Exercise task: Repeat the entries below exactly as they appear, with no pictures.

Records for the exercise:
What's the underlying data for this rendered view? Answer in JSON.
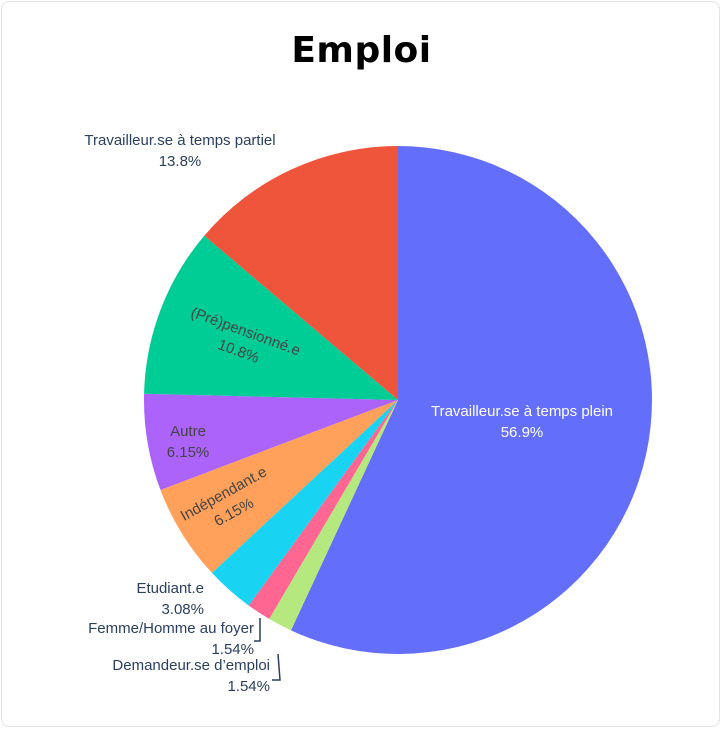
{
  "chart_data": {
    "type": "pie",
    "title": "Emploi",
    "slices": [
      {
        "label": "Travailleur.se à temps plein",
        "pct_text": "56.9%",
        "value": 56.9,
        "color": "#636efa"
      },
      {
        "label": "Demandeur.se d’emploi",
        "pct_text": "1.54%",
        "value": 1.54,
        "color": "#b6e880"
      },
      {
        "label": "Femme/Homme au foyer",
        "pct_text": "1.54%",
        "value": 1.54,
        "color": "#ff6692"
      },
      {
        "label": "Etudiant.e",
        "pct_text": "3.08%",
        "value": 3.08,
        "color": "#19d3f3"
      },
      {
        "label": "Indépendant.e",
        "pct_text": "6.15%",
        "value": 6.15,
        "color": "#ffa15a"
      },
      {
        "label": "Autre",
        "pct_text": "6.15%",
        "value": 6.15,
        "color": "#ab63fa"
      },
      {
        "label": "(Pré)pensionné.e",
        "pct_text": "10.8%",
        "value": 10.8,
        "color": "#00cc96"
      },
      {
        "label": "Travailleur.se à temps partiel",
        "pct_text": "13.8%",
        "value": 13.8,
        "color": "#ef553b"
      }
    ],
    "direction": "clockwise",
    "start": "top"
  }
}
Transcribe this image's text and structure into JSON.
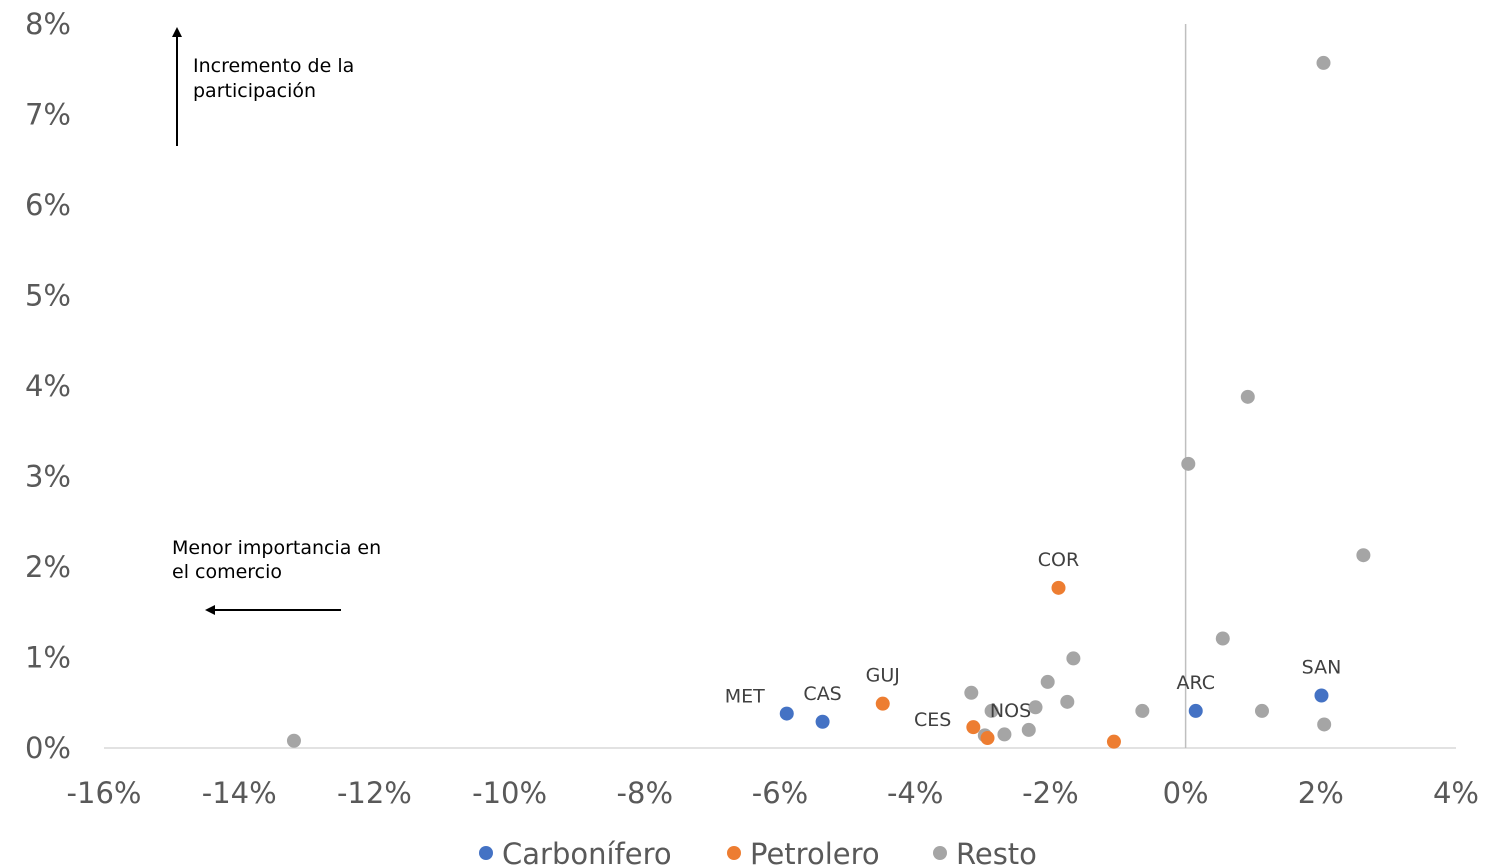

Final result:
What's the underlying data for this rendered view? Answer in JSON.
{
  "chart_data": {
    "type": "pie",
    "title": "Emploi",
    "slices": [
      {
        "label": "Travailleur.se à temps plein",
        "pct_text": "56.9%",
        "value": 56.9,
        "color": "#636efa"
      },
      {
        "label": "Demandeur.se d’emploi",
        "pct_text": "1.54%",
        "value": 1.54,
        "color": "#b6e880"
      },
      {
        "label": "Femme/Homme au foyer",
        "pct_text": "1.54%",
        "value": 1.54,
        "color": "#ff6692"
      },
      {
        "label": "Etudiant.e",
        "pct_text": "3.08%",
        "value": 3.08,
        "color": "#19d3f3"
      },
      {
        "label": "Indépendant.e",
        "pct_text": "6.15%",
        "value": 6.15,
        "color": "#ffa15a"
      },
      {
        "label": "Autre",
        "pct_text": "6.15%",
        "value": 6.15,
        "color": "#ab63fa"
      },
      {
        "label": "(Pré)pensionné.e",
        "pct_text": "10.8%",
        "value": 10.8,
        "color": "#00cc96"
      },
      {
        "label": "Travailleur.se à temps partiel",
        "pct_text": "13.8%",
        "value": 13.8,
        "color": "#ef553b"
      }
    ],
    "direction": "clockwise",
    "start": "top"
  }
}
Transcribe this image's text and structure into JSON.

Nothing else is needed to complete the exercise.